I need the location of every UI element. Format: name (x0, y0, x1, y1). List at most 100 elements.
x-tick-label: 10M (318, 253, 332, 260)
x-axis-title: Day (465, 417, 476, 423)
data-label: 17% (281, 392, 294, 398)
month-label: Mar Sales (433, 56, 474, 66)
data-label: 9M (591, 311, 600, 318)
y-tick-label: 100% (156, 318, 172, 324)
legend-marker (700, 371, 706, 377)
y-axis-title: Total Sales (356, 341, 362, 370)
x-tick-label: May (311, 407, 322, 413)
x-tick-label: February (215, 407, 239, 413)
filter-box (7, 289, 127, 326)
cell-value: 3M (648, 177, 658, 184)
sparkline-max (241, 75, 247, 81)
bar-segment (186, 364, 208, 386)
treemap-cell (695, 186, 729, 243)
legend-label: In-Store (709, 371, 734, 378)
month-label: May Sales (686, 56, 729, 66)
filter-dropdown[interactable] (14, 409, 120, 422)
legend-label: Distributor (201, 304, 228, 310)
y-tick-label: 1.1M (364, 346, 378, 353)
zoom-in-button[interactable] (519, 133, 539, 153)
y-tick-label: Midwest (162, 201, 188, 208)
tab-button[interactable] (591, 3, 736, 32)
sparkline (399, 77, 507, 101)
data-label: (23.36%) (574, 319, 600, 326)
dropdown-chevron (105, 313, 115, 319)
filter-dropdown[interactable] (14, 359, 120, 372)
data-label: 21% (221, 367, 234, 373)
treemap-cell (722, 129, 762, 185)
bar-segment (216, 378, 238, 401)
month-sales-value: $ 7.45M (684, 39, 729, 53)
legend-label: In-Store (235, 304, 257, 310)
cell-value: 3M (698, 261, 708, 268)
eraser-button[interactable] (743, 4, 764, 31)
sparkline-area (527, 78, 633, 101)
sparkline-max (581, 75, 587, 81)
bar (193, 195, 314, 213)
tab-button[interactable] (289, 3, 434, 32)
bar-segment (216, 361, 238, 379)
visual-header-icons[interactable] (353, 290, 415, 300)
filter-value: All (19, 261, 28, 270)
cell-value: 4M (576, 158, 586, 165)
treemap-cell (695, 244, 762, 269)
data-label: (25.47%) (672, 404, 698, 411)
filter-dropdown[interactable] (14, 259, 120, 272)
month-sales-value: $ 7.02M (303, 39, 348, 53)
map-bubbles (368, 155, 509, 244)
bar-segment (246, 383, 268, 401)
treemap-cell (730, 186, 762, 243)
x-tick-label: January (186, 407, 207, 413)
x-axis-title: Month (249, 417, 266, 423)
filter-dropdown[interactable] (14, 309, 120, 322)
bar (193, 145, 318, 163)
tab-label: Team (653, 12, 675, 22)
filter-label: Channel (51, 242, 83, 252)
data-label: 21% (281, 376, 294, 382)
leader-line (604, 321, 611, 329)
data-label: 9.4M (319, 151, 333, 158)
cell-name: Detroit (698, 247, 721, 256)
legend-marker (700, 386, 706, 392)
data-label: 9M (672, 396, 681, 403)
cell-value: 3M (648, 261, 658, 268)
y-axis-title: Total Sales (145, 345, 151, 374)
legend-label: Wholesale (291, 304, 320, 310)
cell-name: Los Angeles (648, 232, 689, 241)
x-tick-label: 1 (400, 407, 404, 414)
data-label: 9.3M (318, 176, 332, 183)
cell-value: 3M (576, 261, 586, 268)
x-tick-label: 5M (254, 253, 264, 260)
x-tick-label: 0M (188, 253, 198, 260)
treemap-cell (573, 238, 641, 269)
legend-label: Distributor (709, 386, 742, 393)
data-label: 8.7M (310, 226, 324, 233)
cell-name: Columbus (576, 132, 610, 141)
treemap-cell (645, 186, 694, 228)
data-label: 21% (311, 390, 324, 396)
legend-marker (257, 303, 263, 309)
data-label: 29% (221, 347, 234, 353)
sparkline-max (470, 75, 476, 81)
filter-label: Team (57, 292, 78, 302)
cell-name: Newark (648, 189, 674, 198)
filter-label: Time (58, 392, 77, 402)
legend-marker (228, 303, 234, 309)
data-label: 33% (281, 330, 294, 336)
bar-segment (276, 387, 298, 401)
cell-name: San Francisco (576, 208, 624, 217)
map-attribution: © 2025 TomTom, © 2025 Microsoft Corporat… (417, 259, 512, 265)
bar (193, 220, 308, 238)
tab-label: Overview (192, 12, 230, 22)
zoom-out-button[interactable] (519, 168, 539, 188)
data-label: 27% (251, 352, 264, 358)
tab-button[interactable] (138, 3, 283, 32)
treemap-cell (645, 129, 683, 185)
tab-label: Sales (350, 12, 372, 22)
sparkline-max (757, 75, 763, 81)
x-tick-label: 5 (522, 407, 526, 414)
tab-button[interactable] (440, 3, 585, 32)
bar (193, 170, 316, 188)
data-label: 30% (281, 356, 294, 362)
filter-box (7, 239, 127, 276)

AIM:
Can you write out the entries again, starting at the first line and ending at the line that contains "bar-segment (186, 364, 208, 386)", with "x-tick-label" swapped for "x-axis-label" and nothing else altered?

SOLUTION:
I need the location of every UI element. Format: name (x0, y0, x1, y1). List at most 100 elements.
x-axis-label: 10M (318, 253, 332, 260)
x-axis-title: Day (465, 417, 476, 423)
data-label: 17% (281, 392, 294, 398)
month-label: Mar Sales (433, 56, 474, 66)
data-label: 9M (591, 311, 600, 318)
y-tick-label: 100% (156, 318, 172, 324)
legend-marker (700, 371, 706, 377)
y-axis-title: Total Sales (356, 341, 362, 370)
x-axis-label: May (311, 407, 322, 413)
x-axis-label: February (215, 407, 239, 413)
filter-box (7, 289, 127, 326)
cell-value: 3M (648, 177, 658, 184)
sparkline-max (241, 75, 247, 81)
bar-segment (186, 364, 208, 386)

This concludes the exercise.